Metadata-Version: 2.1
Name: zarrdataset
Version: 0.2.1
Summary: Zarr-based dataset for PyTorch training pipelines. Written and maintained by the Research IT team at The Jackson Laboratory.
Home-page: https://github.com/TheJacksonLaboratory/zarrdataset
Maintainer: Fernando Cervantes
Maintainer-email: fernando.cervantes@jax.org
License: UNKNOWN
Platform: UNKNOWN
Requires-Python: >=3.9
Description-Content-Type: text/markdown
License-File: LICENSE

# ZarrDataset
A class for handling large-volume datasets stored in OME-NGFF Zarr format.
This can be used primarly with PyTorch's DataLoader in machine learning training workflows.

## Usage
```
import zarrdataset as zds

# Open a set of Zarr files stored locally or in a S3 bucket. Must specify the
# group/component were the arrays are stored within the zarr file, and the 
# order of the axes of the dataset.
my_dataset = zds.ZarrDataset(
  dict(
    modality="images",
    filenames=["https://uk1s3.embassy.ebi.ac.uk/idr/zarr/v0.1/9836839.zarr"],
    source_axes="TCZYX",
    data_group="0"
  ),
)
```

## Integration
The **ZarrDataset** class is derived from PyTorch's _IterableDataset_ class, and can be used with a _DataLoader_ object to generate batches of inputs for machine learning training workflows.

```
from torch.utils.data import DataLoader
import zarrdataset as zds

my_dataset = zds.ZarrDataset(...)

# Generate batches of 16 images, uisng four threads.
# Pass the worker initialization function from zarrdataset to the DataLoader
my_dataloader = DataLoader(my_dataset,
                           batch_size=16,
                           num_workers=4,
                           worker_init_fn=zds.zarrdataset_worker_init_fn)

for x, t in my_dataloader:
    # The training loop
    ...
    output = model(x)
    loss = criterion(output, t)
    ...
```
### Multithread data loading
Use of multiple workers through multithread requires the use of the **zarrdataset_worker_init_fn** function provided in this package.
This allows to load only a fraction of the dataset on each worker instead of the full dataset.

### Patch sampling
**ZarrDataset** retrieve the whole array contained in *data_group* by default.
To retrieve patches from that array instead, use any of the two samplers provided within this package, or implement a custom one derived from the **PatchSampler** class.

The two existing samplers are **PatchSampler** and **BlueNoisePatchSampler**.
**PatchSampler** retrieves patches from an evenly distributed grid of non-overlapping squared patches of side *patch_size*.
**BlueNoisePatchSampler** retrieves patches of side *patch_size* from random locations following [blue-noise sampling](https://blog.demofox.org/2017/10/20/generating-blue-noise-sample-points-with-mitchells-best-candidate-algorithm/).
The patch sampler can be integated into a **ZarrDataset** object as follows.
```
import zarrdataset as zds

# Retrieve patches of size patch_size in an evenly spaced grid from the image.
my_patch_sampler = zds.PatchSampler(patch_size)

my_dataset = zds.ZarrDataset(...,
                             patch_sampler=my_patch_sampler)
```

Examples of integration of the **ZarrDataset** class with the PyTorch's **DataLoader** can be found in the [documentation](https://thejacksonlaboratory.github.io/zarrdataset/index.html).

## Installation
This package can be installed from PyPI with the following command
```
pip install zarrdataset
```

:::::

● Problem details
Rewrite the part of the ZarrDataset page starting at "my_dataset = zds.ZarrDataset(...)" and ending at "output = model(x)", changing "my_dataloader" to "train_loader". The listing has no connection to the ZarrDataset page.

● The data
:::::

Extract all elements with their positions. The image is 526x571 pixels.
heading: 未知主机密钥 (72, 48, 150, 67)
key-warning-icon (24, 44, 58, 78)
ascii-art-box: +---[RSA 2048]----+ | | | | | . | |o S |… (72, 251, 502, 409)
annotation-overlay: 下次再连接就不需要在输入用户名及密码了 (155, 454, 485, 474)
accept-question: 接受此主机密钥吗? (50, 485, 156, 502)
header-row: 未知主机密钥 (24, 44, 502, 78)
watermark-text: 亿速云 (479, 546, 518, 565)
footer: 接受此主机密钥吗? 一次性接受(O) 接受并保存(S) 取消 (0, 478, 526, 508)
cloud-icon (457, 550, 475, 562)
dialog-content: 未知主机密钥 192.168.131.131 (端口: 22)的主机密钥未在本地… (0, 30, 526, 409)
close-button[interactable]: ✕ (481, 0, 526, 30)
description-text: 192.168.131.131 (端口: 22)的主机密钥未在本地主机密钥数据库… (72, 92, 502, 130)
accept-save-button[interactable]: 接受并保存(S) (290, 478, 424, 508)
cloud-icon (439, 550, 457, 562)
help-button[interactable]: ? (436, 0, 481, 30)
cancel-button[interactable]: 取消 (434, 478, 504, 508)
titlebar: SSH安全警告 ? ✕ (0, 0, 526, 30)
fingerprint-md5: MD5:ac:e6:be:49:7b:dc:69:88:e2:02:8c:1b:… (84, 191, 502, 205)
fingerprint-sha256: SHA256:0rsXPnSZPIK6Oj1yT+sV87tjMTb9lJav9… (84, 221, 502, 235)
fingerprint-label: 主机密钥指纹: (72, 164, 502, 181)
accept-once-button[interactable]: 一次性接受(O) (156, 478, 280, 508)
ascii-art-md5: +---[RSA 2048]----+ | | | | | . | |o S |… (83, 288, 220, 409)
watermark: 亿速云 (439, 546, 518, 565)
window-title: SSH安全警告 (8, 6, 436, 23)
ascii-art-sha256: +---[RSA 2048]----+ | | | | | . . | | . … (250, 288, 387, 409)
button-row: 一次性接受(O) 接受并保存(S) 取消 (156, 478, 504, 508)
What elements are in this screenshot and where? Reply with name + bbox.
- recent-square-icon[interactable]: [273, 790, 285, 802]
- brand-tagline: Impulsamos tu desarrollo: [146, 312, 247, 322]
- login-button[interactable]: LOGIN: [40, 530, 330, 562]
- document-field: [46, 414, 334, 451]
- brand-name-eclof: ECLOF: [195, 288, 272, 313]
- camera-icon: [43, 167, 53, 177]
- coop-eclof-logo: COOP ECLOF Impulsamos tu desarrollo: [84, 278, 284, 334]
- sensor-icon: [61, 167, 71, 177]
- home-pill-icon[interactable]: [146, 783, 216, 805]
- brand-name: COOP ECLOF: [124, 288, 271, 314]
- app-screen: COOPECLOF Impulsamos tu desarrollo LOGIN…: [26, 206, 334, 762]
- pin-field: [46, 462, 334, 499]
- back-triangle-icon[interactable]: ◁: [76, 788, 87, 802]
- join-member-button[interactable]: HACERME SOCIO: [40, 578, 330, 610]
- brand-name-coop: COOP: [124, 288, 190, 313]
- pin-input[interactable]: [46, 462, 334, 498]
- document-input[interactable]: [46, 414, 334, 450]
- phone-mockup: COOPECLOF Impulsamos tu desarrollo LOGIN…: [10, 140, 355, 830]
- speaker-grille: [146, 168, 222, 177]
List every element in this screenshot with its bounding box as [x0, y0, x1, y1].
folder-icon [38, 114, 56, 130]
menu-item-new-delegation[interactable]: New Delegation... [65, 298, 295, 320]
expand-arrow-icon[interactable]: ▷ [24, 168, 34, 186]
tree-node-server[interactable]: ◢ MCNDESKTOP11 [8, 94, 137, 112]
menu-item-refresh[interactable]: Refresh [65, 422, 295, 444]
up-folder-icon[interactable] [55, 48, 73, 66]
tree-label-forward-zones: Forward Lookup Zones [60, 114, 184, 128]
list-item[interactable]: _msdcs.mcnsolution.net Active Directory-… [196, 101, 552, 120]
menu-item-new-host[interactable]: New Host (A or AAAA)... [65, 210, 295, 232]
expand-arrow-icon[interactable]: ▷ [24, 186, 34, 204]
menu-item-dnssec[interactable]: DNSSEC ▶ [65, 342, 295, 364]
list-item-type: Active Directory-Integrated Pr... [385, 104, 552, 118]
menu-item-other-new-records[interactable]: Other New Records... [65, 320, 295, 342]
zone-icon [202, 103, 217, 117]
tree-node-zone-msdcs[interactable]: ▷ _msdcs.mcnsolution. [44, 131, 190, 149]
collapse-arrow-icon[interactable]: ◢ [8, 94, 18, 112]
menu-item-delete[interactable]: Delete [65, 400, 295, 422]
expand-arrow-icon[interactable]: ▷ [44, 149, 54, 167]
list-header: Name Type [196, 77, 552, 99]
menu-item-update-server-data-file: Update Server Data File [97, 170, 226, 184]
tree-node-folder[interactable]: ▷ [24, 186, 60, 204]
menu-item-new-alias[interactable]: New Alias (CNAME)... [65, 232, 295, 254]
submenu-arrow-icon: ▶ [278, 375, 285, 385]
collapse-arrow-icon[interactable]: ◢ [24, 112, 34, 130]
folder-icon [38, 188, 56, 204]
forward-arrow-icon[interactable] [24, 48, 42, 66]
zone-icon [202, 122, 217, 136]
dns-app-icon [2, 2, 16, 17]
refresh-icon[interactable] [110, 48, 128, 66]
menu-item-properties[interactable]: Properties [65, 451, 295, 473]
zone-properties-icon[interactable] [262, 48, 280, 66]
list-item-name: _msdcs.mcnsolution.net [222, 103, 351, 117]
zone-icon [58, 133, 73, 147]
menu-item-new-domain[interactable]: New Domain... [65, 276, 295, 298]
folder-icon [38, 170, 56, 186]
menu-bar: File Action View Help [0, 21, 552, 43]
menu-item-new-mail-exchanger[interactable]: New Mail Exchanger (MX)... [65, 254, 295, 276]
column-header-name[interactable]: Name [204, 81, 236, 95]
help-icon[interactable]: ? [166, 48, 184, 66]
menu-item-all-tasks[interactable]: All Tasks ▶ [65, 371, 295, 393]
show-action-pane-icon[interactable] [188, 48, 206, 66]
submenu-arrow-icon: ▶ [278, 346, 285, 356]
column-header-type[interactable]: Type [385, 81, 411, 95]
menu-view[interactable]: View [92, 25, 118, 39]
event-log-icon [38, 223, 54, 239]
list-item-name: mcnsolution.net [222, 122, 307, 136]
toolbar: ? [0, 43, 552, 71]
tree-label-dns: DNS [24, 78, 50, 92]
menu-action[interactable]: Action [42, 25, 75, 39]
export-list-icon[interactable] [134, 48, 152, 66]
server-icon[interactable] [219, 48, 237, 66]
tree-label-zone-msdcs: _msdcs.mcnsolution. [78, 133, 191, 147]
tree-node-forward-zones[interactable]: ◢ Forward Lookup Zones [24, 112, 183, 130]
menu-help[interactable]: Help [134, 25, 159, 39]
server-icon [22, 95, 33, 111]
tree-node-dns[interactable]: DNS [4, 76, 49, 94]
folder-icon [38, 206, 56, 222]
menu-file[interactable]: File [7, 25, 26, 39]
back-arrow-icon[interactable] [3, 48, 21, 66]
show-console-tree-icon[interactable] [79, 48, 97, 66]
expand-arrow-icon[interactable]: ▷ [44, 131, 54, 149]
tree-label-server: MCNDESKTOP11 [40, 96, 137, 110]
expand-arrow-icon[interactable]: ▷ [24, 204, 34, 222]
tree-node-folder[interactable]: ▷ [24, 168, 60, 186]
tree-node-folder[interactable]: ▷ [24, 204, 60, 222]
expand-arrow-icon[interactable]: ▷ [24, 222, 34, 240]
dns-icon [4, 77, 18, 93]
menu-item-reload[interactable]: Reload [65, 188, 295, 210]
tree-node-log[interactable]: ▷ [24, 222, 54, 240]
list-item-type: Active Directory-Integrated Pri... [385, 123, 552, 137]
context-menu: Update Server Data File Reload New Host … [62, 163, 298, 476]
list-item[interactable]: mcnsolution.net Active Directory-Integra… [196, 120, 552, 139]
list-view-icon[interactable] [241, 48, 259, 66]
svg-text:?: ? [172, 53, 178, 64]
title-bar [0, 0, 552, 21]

:::::

● Answer box
my_dataset = zds.ZarrDataset(...)

# Generate batches of 16 images, uisng four threads.
# Pass the worker initialization function from zarrdataset to the DataLoader
train_loader = DataLoader(my_dataset,
                           batch_size=16,
                           num_workers=4,
                           worker_init_fn=zds.zarrdataset_worker_init_fn)

for x, t in train_loader:
    # The training loop
    ...
    output = model(x)